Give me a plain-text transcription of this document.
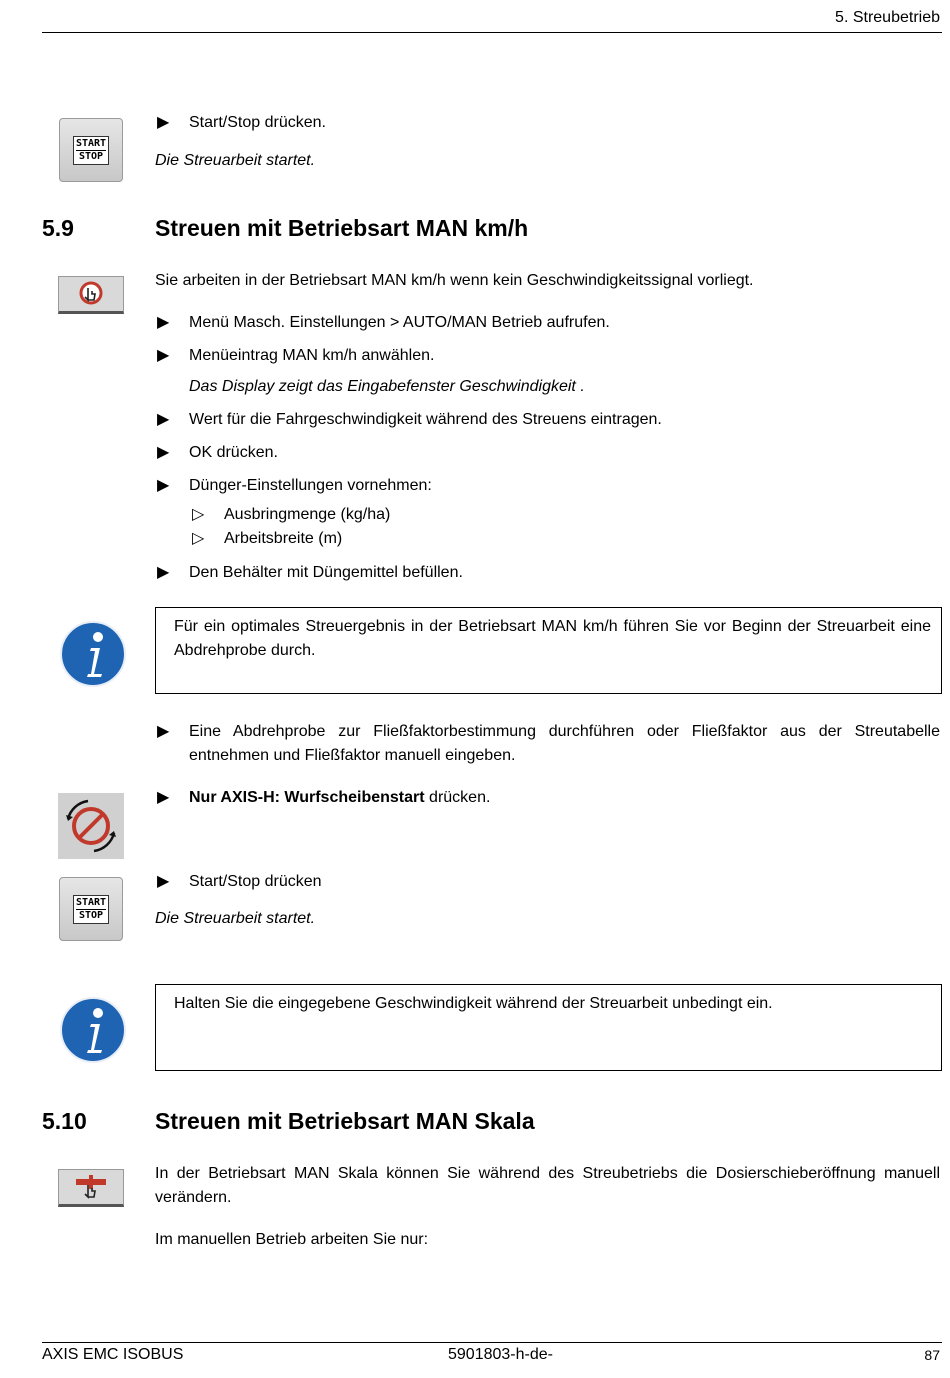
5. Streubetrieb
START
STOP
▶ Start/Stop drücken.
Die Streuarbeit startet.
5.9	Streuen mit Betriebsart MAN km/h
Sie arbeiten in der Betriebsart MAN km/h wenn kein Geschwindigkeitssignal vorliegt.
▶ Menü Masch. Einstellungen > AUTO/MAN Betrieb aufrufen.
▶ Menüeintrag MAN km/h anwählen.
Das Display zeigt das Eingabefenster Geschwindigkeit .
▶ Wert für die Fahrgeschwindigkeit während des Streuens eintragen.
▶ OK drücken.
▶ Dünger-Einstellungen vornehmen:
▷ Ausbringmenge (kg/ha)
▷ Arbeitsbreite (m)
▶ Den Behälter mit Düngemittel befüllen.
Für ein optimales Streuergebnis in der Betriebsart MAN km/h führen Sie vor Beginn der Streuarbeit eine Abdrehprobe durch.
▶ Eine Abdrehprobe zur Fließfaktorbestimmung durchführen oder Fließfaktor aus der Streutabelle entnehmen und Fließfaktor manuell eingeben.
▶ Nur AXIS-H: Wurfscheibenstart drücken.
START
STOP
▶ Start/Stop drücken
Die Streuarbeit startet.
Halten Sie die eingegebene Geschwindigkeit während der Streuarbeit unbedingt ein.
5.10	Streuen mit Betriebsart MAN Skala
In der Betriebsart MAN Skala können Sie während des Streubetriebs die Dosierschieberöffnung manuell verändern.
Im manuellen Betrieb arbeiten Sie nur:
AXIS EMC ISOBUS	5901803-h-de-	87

* * *

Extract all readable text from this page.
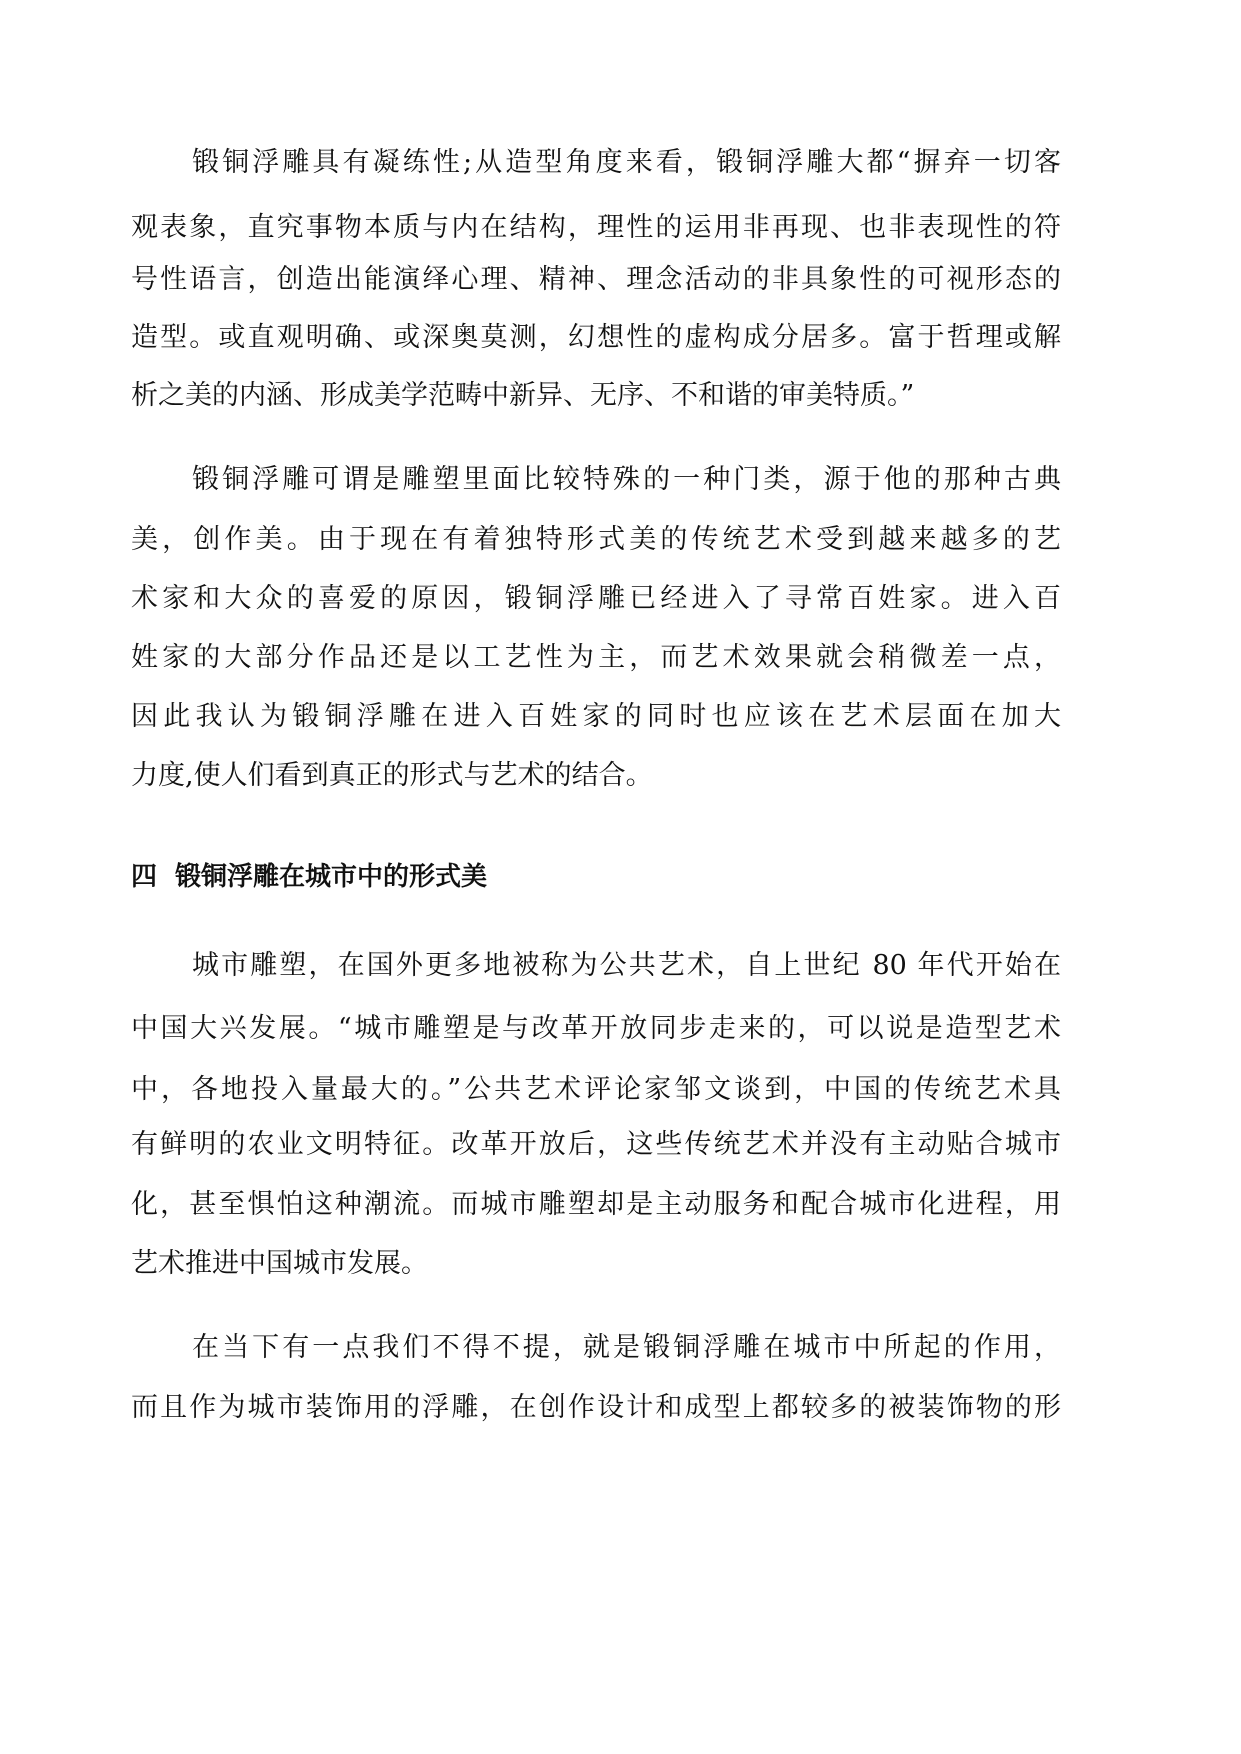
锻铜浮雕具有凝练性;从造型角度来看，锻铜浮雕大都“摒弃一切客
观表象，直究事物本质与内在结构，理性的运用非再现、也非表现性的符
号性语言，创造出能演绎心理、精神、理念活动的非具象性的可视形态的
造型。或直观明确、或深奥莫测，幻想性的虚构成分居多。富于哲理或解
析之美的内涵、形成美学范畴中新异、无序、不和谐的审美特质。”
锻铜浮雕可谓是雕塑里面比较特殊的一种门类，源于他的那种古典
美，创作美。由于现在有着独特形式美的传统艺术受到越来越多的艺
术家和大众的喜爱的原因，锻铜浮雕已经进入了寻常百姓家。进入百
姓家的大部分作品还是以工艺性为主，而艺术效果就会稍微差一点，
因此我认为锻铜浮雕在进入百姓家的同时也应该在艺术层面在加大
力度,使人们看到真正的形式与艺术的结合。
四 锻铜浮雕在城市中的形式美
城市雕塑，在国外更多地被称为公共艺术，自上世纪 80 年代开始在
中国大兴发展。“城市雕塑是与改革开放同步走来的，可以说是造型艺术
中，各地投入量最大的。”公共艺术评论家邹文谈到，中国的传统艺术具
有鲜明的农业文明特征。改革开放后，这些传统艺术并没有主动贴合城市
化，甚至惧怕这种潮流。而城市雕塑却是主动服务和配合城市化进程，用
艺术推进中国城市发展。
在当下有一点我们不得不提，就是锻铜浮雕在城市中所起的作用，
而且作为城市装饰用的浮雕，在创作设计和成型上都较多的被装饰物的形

→ YOUR GOAL
How many lines of the records contain the string "this"? Respond with the number alone.

→ RESPONSE TO THE TASK
2